__Exercise description__: Leave out the pictures and copy every record exactly.

[Figure record listings]
**********

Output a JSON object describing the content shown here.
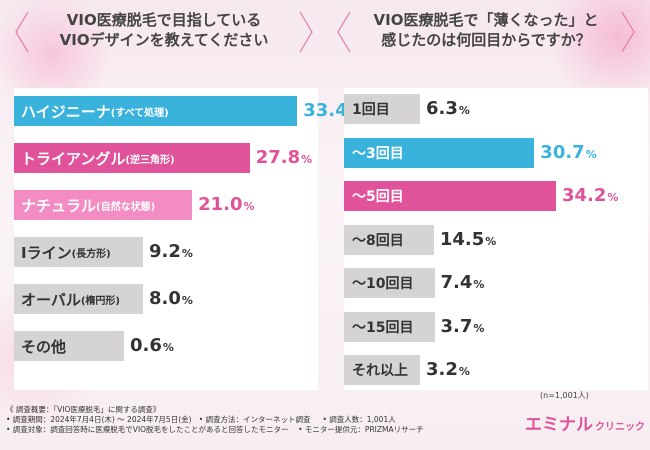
{
  "colors": {
    "blue": "#3ab3dc",
    "magenta": "#e0539a",
    "light_pink": "#f28cc2",
    "gray": "#d6d3d4",
    "panel": "#ffffff"
  },
  "chart_data": [
    {
      "type": "bar",
      "orientation": "horizontal",
      "title_line1": "VIO医療脱毛で目指している",
      "title_line2": "VIOデザインを教えてください",
      "categories": [
        {
          "name": "ハイジニーナ",
          "sub": "(すべて処理)"
        },
        {
          "name": "トライアングル",
          "sub": "(逆三角形)"
        },
        {
          "name": "ナチュラル",
          "sub": "(自然な状態)"
        },
        {
          "name": "Iライン",
          "sub": "(長方形)"
        },
        {
          "name": "オーバル",
          "sub": "(楕円形)"
        },
        {
          "name": "その他",
          "sub": ""
        }
      ],
      "values": [
        33.4,
        27.8,
        21.0,
        9.2,
        8.0,
        0.6
      ],
      "value_labels": [
        "33.4",
        "27.8",
        "21.0",
        "9.2",
        "8.0",
        "0.6"
      ],
      "unit": "%",
      "bar_colors": [
        "blue",
        "magenta",
        "light_pink",
        "gray",
        "gray",
        "gray"
      ],
      "xlim": [
        0,
        34.2
      ]
    },
    {
      "type": "bar",
      "orientation": "horizontal",
      "title_line1": "VIO医療脱毛で「薄くなった」と",
      "title_line2": "感じたのは何回目からですか？",
      "categories": [
        {
          "name": "1回目",
          "sub": ""
        },
        {
          "name": "〜3回目",
          "sub": ""
        },
        {
          "name": "〜5回目",
          "sub": ""
        },
        {
          "name": "〜8回目",
          "sub": ""
        },
        {
          "name": "〜10回目",
          "sub": ""
        },
        {
          "name": "〜15回目",
          "sub": ""
        },
        {
          "name": "それ以上",
          "sub": ""
        }
      ],
      "values": [
        6.3,
        30.7,
        34.2,
        14.5,
        7.4,
        3.7,
        3.2
      ],
      "value_labels": [
        "6.3",
        "30.7",
        "34.2",
        "14.5",
        "7.4",
        "3.7",
        "3.2"
      ],
      "unit": "%",
      "bar_colors": [
        "gray",
        "blue",
        "magenta",
        "gray",
        "gray",
        "gray",
        "gray"
      ],
      "xlim": [
        0,
        34.2
      ]
    }
  ],
  "note": "(n=1,001人)",
  "footer": {
    "line1": "《 調査概要：「VIO医療脱毛」に関する調査》",
    "line2a": "• 調査期間：2024年7月4日(木) 〜 2024年7月5日(金)",
    "line2b": "• 調査方法：インターネット調査",
    "line2c": "• 調査人数：1,001人",
    "line3a": "• 調査対象：調査回答時に医療脱毛でVIO脱毛をしたことがあると回答したモニター",
    "line3b": "• モニター提供元：PRIZMAリサーチ"
  },
  "brand": {
    "main": "エミナル",
    "sub": "クリニック"
  }
}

**********

__Exercise result__:
Output a JSON object describing the content shown here.
{
  "colors": {
    "blue": "#3ab3dc",
    "magenta": "#e0539a",
    "light_pink": "#f28cc2",
    "gray": "#d6d3d4",
    "panel": "#ffffff"
  },
  "chart_data": [
    {
      "type": "bar",
      "orientation": "horizontal",
      "title_line1": "VIO医療脱毛で目指している",
      "title_line2": "VIOデザインを教えてください",
      "categories": [
        {
          "name": "ハイジニーナ",
          "sub": "(すべて処理)"
        },
        {
          "name": "トライアングル",
          "sub": "(逆三角形)"
        },
        {
          "name": "ナチュラル",
          "sub": "(自然な状態)"
        },
        {
          "name": "Iライン",
          "sub": "(長方形)"
        },
        {
          "name": "オーバル",
          "sub": "(楕円形)"
        },
        {
          "name": "その他",
          "sub": ""
        }
      ],
      "values": [
        33.4,
        27.8,
        21.0,
        9.2,
        8.0,
        0.6
      ],
      "value_labels": [
        "33.4",
        "27.8",
        "21.0",
        "9.2",
        "8.0",
        "0.6"
      ],
      "unit": "%",
      "bar_colors": [
        "blue",
        "magenta",
        "light_pink",
        "gray",
        "gray",
        "gray"
      ],
      "xlim": [
        0,
        34.2
      ]
    },
    {
      "type": "bar",
      "orientation": "horizontal",
      "title_line1": "VIO医療脱毛で「薄くなった」と",
      "title_line2": "感じたのは何回目からですか？",
      "categories": [
        {
          "name": "1回目",
          "sub": ""
        },
        {
          "name": "〜3回目",
          "sub": ""
        },
        {
          "name": "〜5回目",
          "sub": ""
        },
        {
          "name": "〜8回目",
          "sub": ""
        },
        {
          "name": "〜10回目",
          "sub": ""
        },
        {
          "name": "〜15回目",
          "sub": ""
        },
        {
          "name": "それ以上",
          "sub": ""
        }
      ],
      "values": [
        6.3,
        30.7,
        34.2,
        14.5,
        7.4,
        3.7,
        3.2
      ],
      "value_labels": [
        "6.3",
        "30.7",
        "34.2",
        "14.5",
        "7.4",
        "3.7",
        "3.2"
      ],
      "unit": "%",
      "bar_colors": [
        "gray",
        "blue",
        "magenta",
        "gray",
        "gray",
        "gray",
        "gray"
      ],
      "xlim": [
        0,
        34.2
      ]
    }
  ],
  "note": "(n=1,001人)",
  "footer": {
    "line1": "《 調査概要：「VIO医療脱毛」に関する調査》",
    "line2a": "• 調査期間：2024年7月4日(木) 〜 2024年7月5日(金)",
    "line2b": "• 調査方法：インターネット調査",
    "line2c": "• 調査人数：1,001人",
    "line3a": "• 調査対象：調査回答時に医療脱毛でVIO脱毛をしたことがあると回答したモニター",
    "line3b": "• モニター提供元：PRIZMAリサーチ"
  },
  "brand": {
    "main": "エミナル",
    "sub": "クリニック"
  }
}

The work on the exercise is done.